Data lines:

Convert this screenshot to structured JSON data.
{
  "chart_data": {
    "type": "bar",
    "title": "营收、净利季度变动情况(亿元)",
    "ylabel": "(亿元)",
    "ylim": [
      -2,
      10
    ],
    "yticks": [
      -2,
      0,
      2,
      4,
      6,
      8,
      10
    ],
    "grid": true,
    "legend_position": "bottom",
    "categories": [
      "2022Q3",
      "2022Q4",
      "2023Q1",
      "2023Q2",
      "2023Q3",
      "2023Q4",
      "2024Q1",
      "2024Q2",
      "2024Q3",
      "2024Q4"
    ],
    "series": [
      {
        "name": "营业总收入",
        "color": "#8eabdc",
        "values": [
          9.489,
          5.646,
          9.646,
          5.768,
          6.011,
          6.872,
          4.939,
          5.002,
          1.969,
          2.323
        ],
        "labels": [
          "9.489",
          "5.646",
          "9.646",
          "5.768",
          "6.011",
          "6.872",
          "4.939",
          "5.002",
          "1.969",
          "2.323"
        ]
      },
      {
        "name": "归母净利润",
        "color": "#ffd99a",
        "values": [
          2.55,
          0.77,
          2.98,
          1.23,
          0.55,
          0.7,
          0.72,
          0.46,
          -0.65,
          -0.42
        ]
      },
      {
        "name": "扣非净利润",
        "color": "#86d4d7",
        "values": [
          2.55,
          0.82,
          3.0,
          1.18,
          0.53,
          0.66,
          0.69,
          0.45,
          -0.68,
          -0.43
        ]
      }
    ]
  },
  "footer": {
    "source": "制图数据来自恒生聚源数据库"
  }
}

Set exercise: Each record must be returned exactly as it is written.

Answer to the exercise:
Convert this screenshot to structured JSON data.
{
  "chart_data": {
    "type": "bar",
    "title": "营收、净利季度变动情况(亿元)",
    "ylabel": "(亿元)",
    "ylim": [
      -2,
      10
    ],
    "yticks": [
      -2,
      0,
      2,
      4,
      6,
      8,
      10
    ],
    "grid": true,
    "legend_position": "bottom",
    "categories": [
      "2022Q3",
      "2022Q4",
      "2023Q1",
      "2023Q2",
      "2023Q3",
      "2023Q4",
      "2024Q1",
      "2024Q2",
      "2024Q3",
      "2024Q4"
    ],
    "series": [
      {
        "name": "营业总收入",
        "color": "#8eabdc",
        "values": [
          9.489,
          5.646,
          9.646,
          5.768,
          6.011,
          6.872,
          4.939,
          5.002,
          1.969,
          2.323
        ],
        "labels": [
          "9.489",
          "5.646",
          "9.646",
          "5.768",
          "6.011",
          "6.872",
          "4.939",
          "5.002",
          "1.969",
          "2.323"
        ]
      },
      {
        "name": "归母净利润",
        "color": "#ffd99a",
        "values": [
          2.55,
          0.77,
          2.98,
          1.23,
          0.55,
          0.7,
          0.72,
          0.46,
          -0.65,
          -0.42
        ]
      },
      {
        "name": "扣非净利润",
        "color": "#86d4d7",
        "values": [
          2.55,
          0.82,
          3.0,
          1.18,
          0.53,
          0.66,
          0.69,
          0.45,
          -0.68,
          -0.43
        ]
      }
    ]
  },
  "footer": {
    "source": "制图数据来自恒生聚源数据库"
  }
}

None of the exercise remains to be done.